**Problem to solve**
Copy all of the material word for word, except for the pictures.

---

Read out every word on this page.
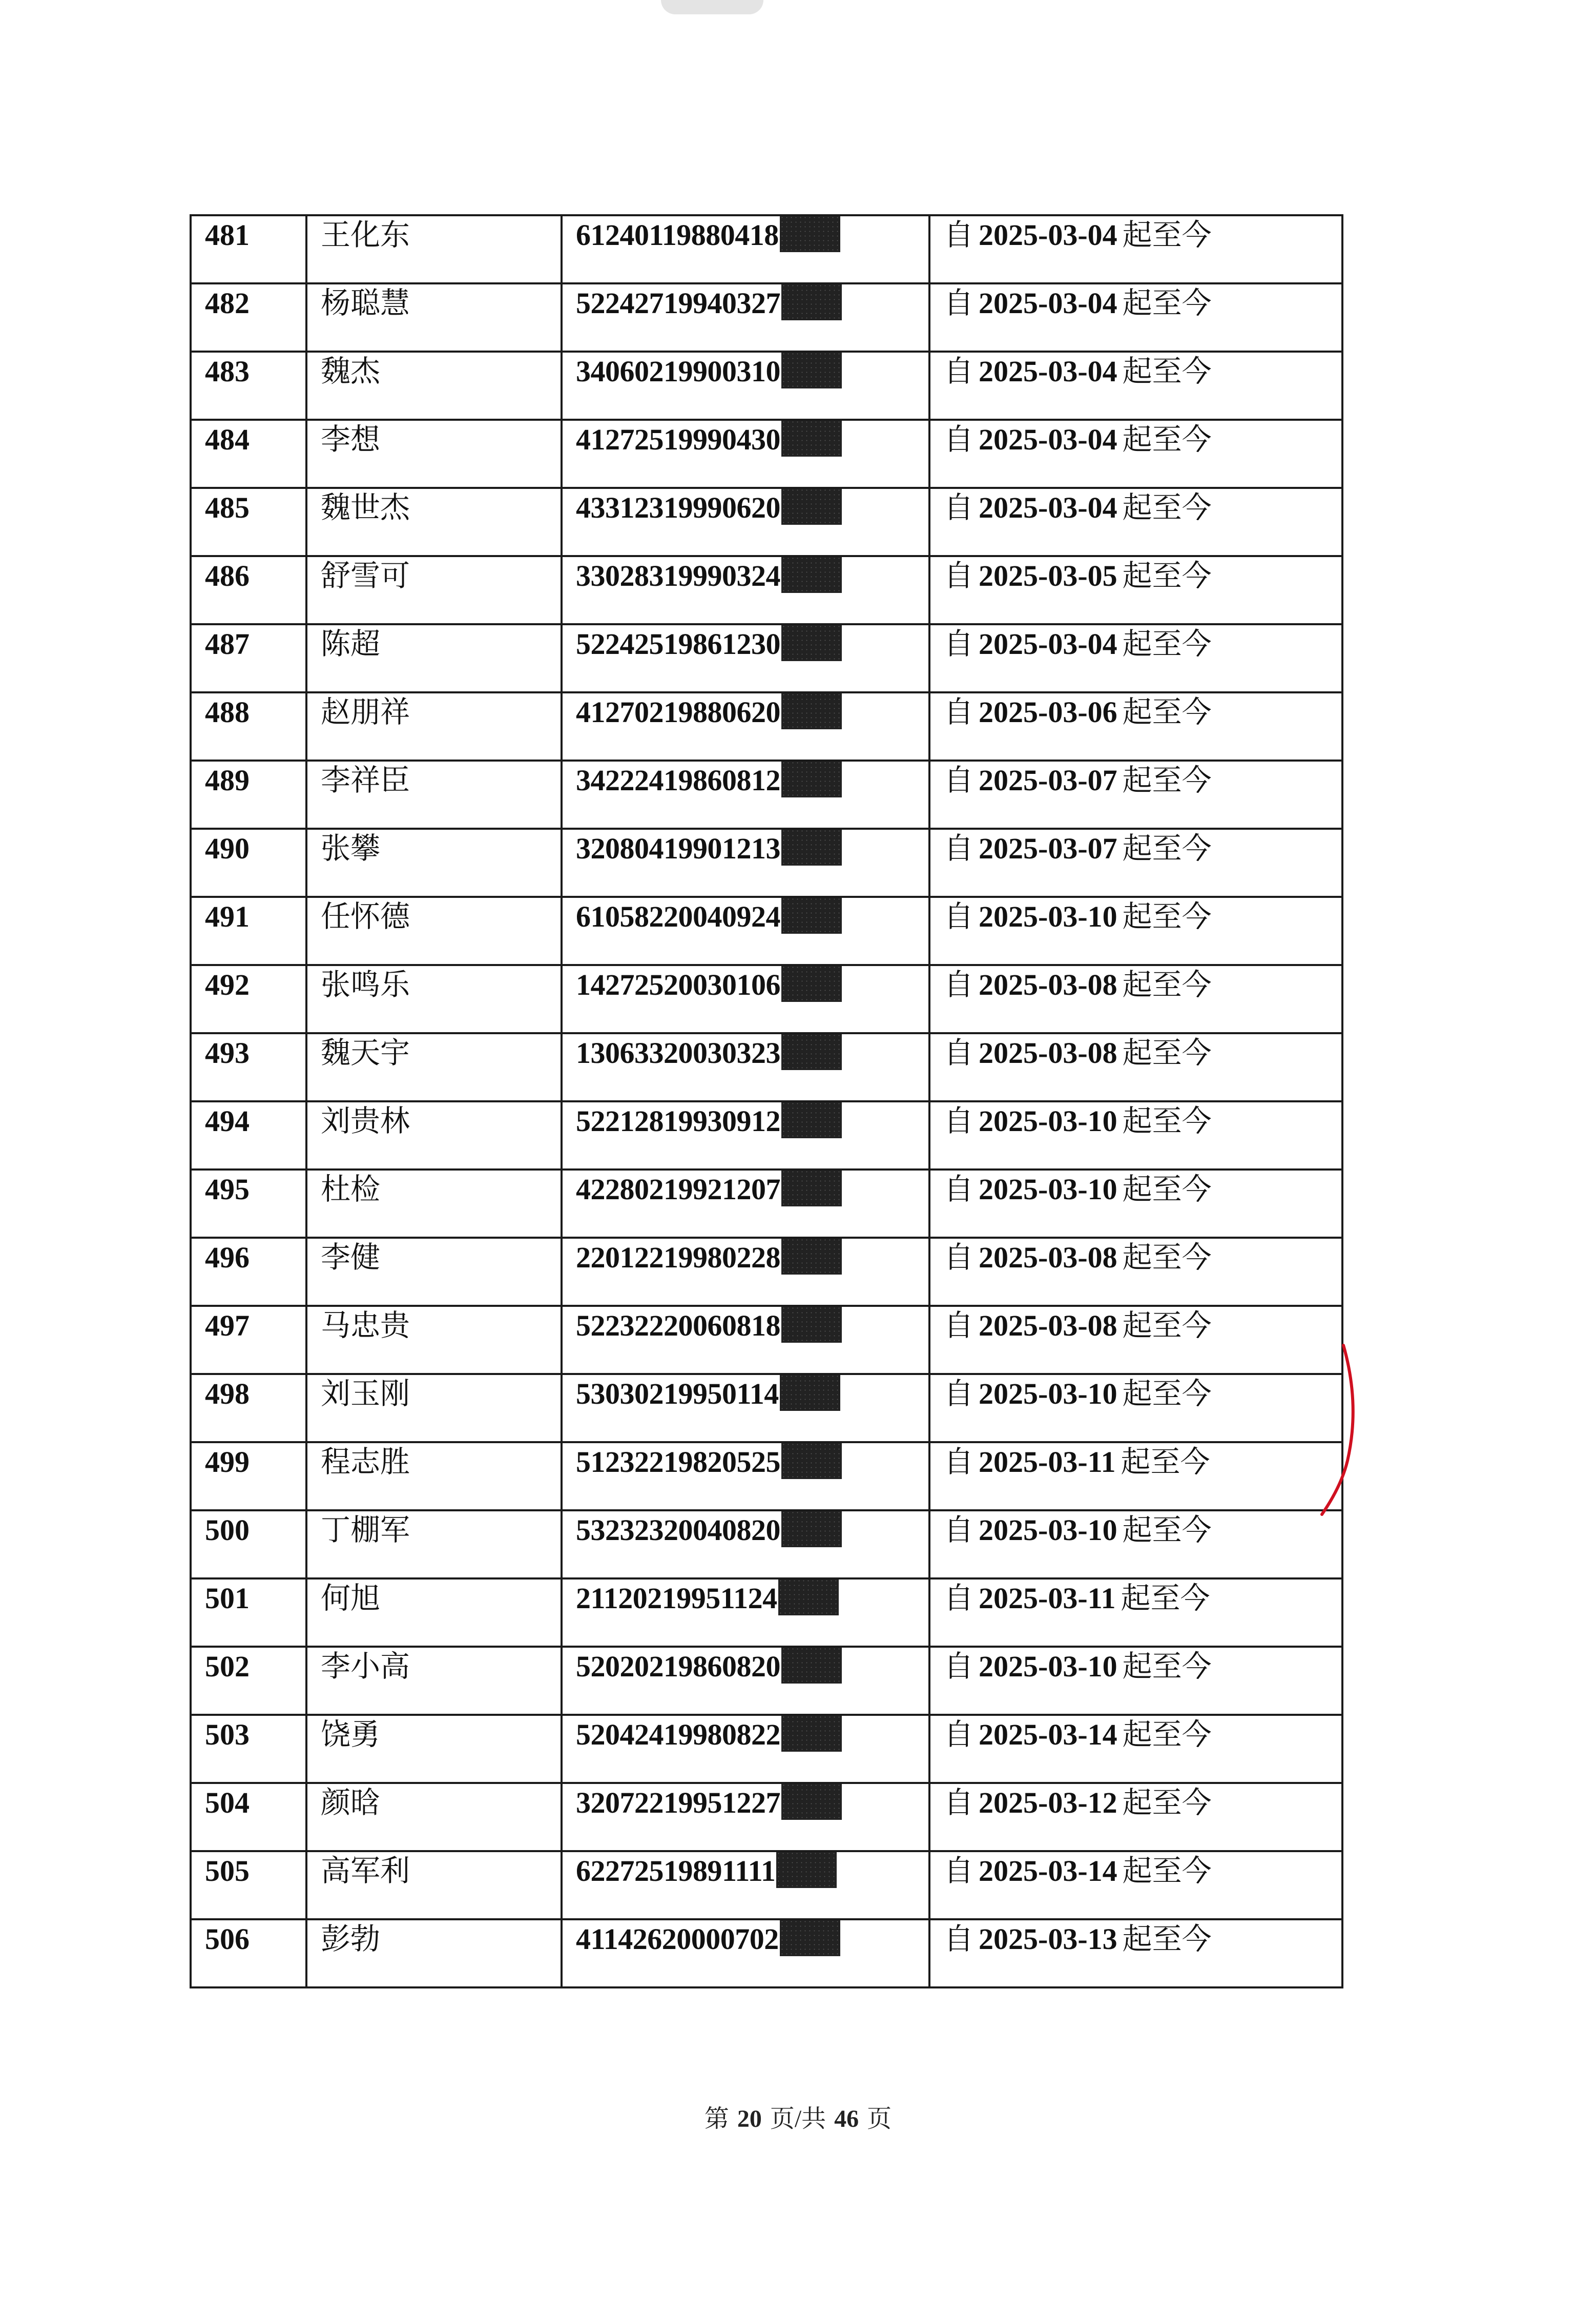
481	王化东	61240119880418	自 2025-03-04 起至今
482	杨聪慧	52242719940327	自 2025-03-04 起至今
483	魏杰	34060219900310	自 2025-03-04 起至今
484	李想	41272519990430	自 2025-03-04 起至今
485	魏世杰	43312319990620	自 2025-03-04 起至今
486	舒雪可	33028319990324	自 2025-03-05 起至今
487	陈超	52242519861230	自 2025-03-04 起至今
488	赵朋祥	41270219880620	自 2025-03-06 起至今
489	李祥臣	34222419860812	自 2025-03-07 起至今
490	张攀	32080419901213	自 2025-03-07 起至今
491	任怀德	61058220040924	自 2025-03-10 起至今
492	张鸣乐	14272520030106	自 2025-03-08 起至今
493	魏天宇	13063320030323	自 2025-03-08 起至今
494	刘贵林	52212819930912	自 2025-03-10 起至今
495	杜检	42280219921207	自 2025-03-10 起至今
496	李健	22012219980228	自 2025-03-08 起至今
497	马忠贵	52232220060818	自 2025-03-08 起至今
498	刘玉刚	53030219950114	自 2025-03-10 起至今
499	程志胜	51232219820525	自 2025-03-11 起至今
500	丁棚军	53232320040820	自 2025-03-10 起至今
501	何旭	21120219951124	自 2025-03-11 起至今
502	李小高	52020219860820	自 2025-03-10 起至今
503	饶勇	52042419980822	自 2025-03-14 起至今
504	颜晗	32072219951227	自 2025-03-12 起至今
505	高军利	62272519891111	自 2025-03-14 起至今
506	彭勃	41142620000702	自 2025-03-13 起至今
第 20 页/共 46 页
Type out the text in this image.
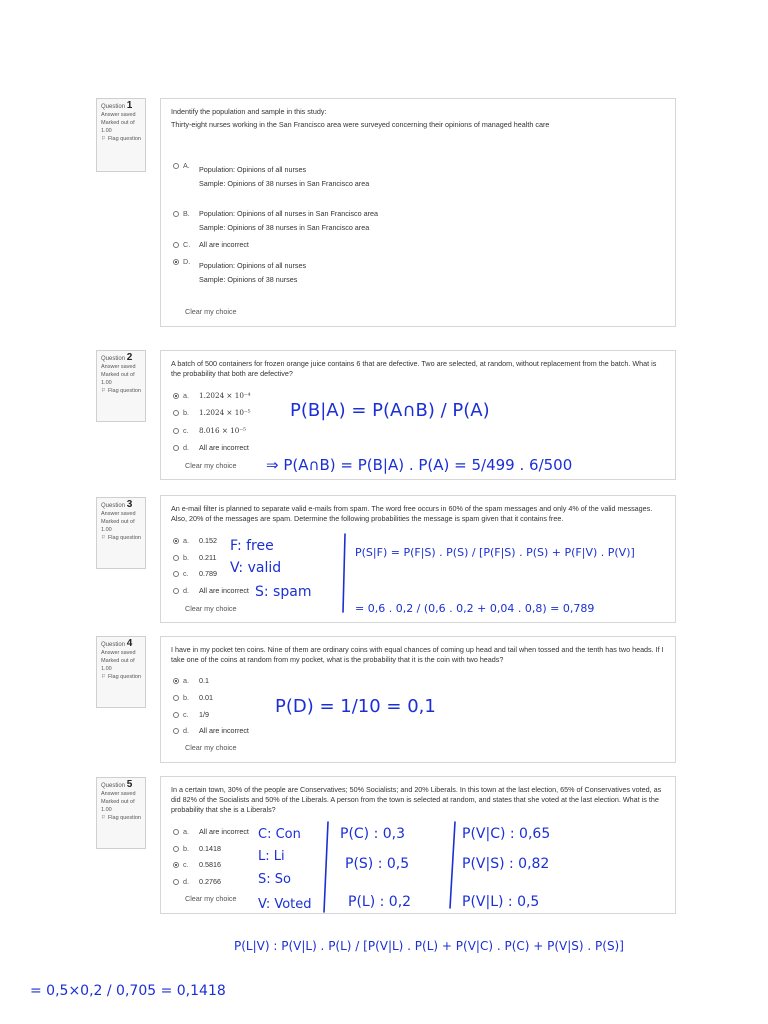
Question 1
Answer saved
Marked out of
1.00
⚐ Flag question

Indentify the population and sample in this study:

Thirty-eight nurses working in the San Francisco area were surveyed concerning their opinions of managed health care

A.	Population: Opinions of all nurses
Sample: Opinions of 38 nurses in San Francisco area
B.	Population: Opinions of all nurses in San Francisco area
Sample: Opinions of 38 nurses in San Francisco area
C.	All are incorrect
D.	Population: Opinions of all nurses
Sample: Opinions of 38 nurses
Clear my choice
Question 2
Answer saved
Marked out of
1.00
⚐ Flag question

A batch of 500 containers for frozen orange juice contains 6 that are defective. Two are selected, at random, without replacement from the batch. What is the probability that both are defective?

a.	1.2024 × 10⁻⁴
b.	1.2024 × 10⁻⁵
c.	8.016 × 10⁻⁵
d.	All are incorrect
Clear my choice
Question 3
Answer saved
Marked out of
1.00
⚐ Flag question

An e-mail filter is planned to separate valid e-mails from spam. The word free occurs in 60% of the spam messages and only 4% of the valid messages. Also, 20% of the messages are spam. Determine the following probabilities the message is spam given that it contains free.

a.	0.152
b.	0.211
c.	0.789
d.	All are incorrect
Clear my choice
Question 4
Answer saved
Marked out of
1.00
⚐ Flag question

I have in my pocket ten coins. Nine of them are ordinary coins with equal chances of coming up head and tail when tossed and the tenth has two heads. If I take one of the coins at random from my pocket, what is the probability that it is the coin with two heads?

a.	0.1
b.	0.01
c.	1/9
d.	All are incorrect
Clear my choice
Question 5
Answer saved
Marked out of
1.00
⚐ Flag question

In a certain town, 30% of the people are Conservatives; 50% Socialists; and 20% Liberals. In this town at the last election, 65% of Conservatives voted, as did 82% of the Socialists and 50% of the Liberals. A person from the town is selected at random, and states that she voted at the last election. What is the probability that she is a Liberals?

a.	All are incorrect
b.	0.1418
c.	0.5816
d.	0.2766
Clear my choice
P(B|A) = P(A∩B) / P(A)
⇒ P(A∩B) = P(B|A) . P(A) = 5/499 . 6/500
F: free
V: valid
S: spam
P(S|F) = P(F|S) . P(S) / [P(F|S) . P(S) + P(F|V) . P(V)]
= 0,6 . 0,2 / (0,6 . 0,2 + 0,04 . 0,8) = 0,789
P(D) = 1/10 = 0,1
C: Con
L: Li
S: So
V: Voted
P(C) : 0,3
P(S) : 0,5
P(L) : 0,2
P(V|C) : 0,65
P(V|S) : 0,82
P(V|L) : 0,5
P(L|V) : P(V|L) . P(L) / [P(V|L) . P(L) + P(V|C) . P(C) + P(V|S) . P(S)]
= 0,5×0,2 / 0,705 = 0,1418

---

**Exercise output**
Read out every word on this page.
481	王化东	61240119880418	自 2025-03-04 起至今
482	杨聪慧	52242719940327	自 2025-03-04 起至今
483	魏杰	34060219900310	自 2025-03-04 起至今
484	李想	41272519990430	自 2025-03-04 起至今
485	魏世杰	43312319990620	自 2025-03-04 起至今
486	舒雪可	33028319990324	自 2025-03-05 起至今
487	陈超	52242519861230	自 2025-03-04 起至今
488	赵朋祥	41270219880620	自 2025-03-06 起至今
489	李祥臣	34222419860812	自 2025-03-07 起至今
490	张攀	32080419901213	自 2025-03-07 起至今
491	任怀德	61058220040924	自 2025-03-10 起至今
492	张鸣乐	14272520030106	自 2025-03-08 起至今
493	魏天宇	13063320030323	自 2025-03-08 起至今
494	刘贵林	52212819930912	自 2025-03-10 起至今
495	杜检	42280219921207	自 2025-03-10 起至今
496	李健	22012219980228	自 2025-03-08 起至今
497	马忠贵	52232220060818	自 2025-03-08 起至今
498	刘玉刚	53030219950114	自 2025-03-10 起至今
499	程志胜	51232219820525	自 2025-03-11 起至今
500	丁棚军	53232320040820	自 2025-03-10 起至今
501	何旭	21120219951124	自 2025-03-11 起至今
502	李小高	52020219860820	自 2025-03-10 起至今
503	饶勇	52042419980822	自 2025-03-14 起至今
504	颜晗	32072219951227	自 2025-03-12 起至今
505	高军利	62272519891111	自 2025-03-14 起至今
506	彭勃	41142620000702	自 2025-03-13 起至今
第 20 页/共 46 页
Type out the text in this image.
Question 1
Answer saved
Marked out of
1.00
⚐ Flag question

Indentify the population and sample in this study:

Thirty-eight nurses working in the San Francisco area were surveyed concerning their opinions of managed health care

A.	Population: Opinions of all nurses
Sample: Opinions of 38 nurses in San Francisco area
B.	Population: Opinions of all nurses in San Francisco area
Sample: Opinions of 38 nurses in San Francisco area
C.	All are incorrect
D.	Population: Opinions of all nurses
Sample: Opinions of 38 nurses
Clear my choice
Question 2
Answer saved
Marked out of
1.00
⚐ Flag question

A batch of 500 containers for frozen orange juice contains 6 that are defective. Two are selected, at random, without replacement from the batch. What is the probability that both are defective?

a.	1.2024 × 10⁻⁴
b.	1.2024 × 10⁻⁵
c.	8.016 × 10⁻⁵
d.	All are incorrect
Clear my choice
Question 3
Answer saved
Marked out of
1.00
⚐ Flag question

An e-mail filter is planned to separate valid e-mails from spam. The word free occurs in 60% of the spam messages and only 4% of the valid messages. Also, 20% of the messages are spam. Determine the following probabilities the message is spam given that it contains free.

a.	0.152
b.	0.211
c.	0.789
d.	All are incorrect
Clear my choice
Question 4
Answer saved
Marked out of
1.00
⚐ Flag question

I have in my pocket ten coins. Nine of them are ordinary coins with equal chances of coming up head and tail when tossed and the tenth has two heads. If I take one of the coins at random from my pocket, what is the probability that it is the coin with two heads?

a.	0.1
b.	0.01
c.	1/9
d.	All are incorrect
Clear my choice
Question 5
Answer saved
Marked out of
1.00
⚐ Flag question

In a certain town, 30% of the people are Conservatives; 50% Socialists; and 20% Liberals. In this town at the last election, 65% of Conservatives voted, as did 82% of the Socialists and 50% of the Liberals. A person from the town is selected at random, and states that she voted at the last election. What is the probability that she is a Liberals?

a.	All are incorrect
b.	0.1418
c.	0.5816
d.	0.2766
Clear my choice
P(B|A) = P(A∩B) / P(A)
⇒ P(A∩B) = P(B|A) . P(A) = 5/499 . 6/500
F: free
V: valid
S: spam
P(S|F) = P(F|S) . P(S) / [P(F|S) . P(S) + P(F|V) . P(V)]
= 0,6 . 0,2 / (0,6 . 0,2 + 0,04 . 0,8) = 0,789
P(D) = 1/10 = 0,1
C: Con
L: Li
S: So
V: Voted
P(C) : 0,3
P(S) : 0,5
P(L) : 0,2
P(V|C) : 0,65
P(V|S) : 0,82
P(V|L) : 0,5
P(L|V) : P(V|L) . P(L) / [P(V|L) . P(L) + P(V|C) . P(C) + P(V|S) . P(S)]
= 0,5×0,2 / 0,705 = 0,1418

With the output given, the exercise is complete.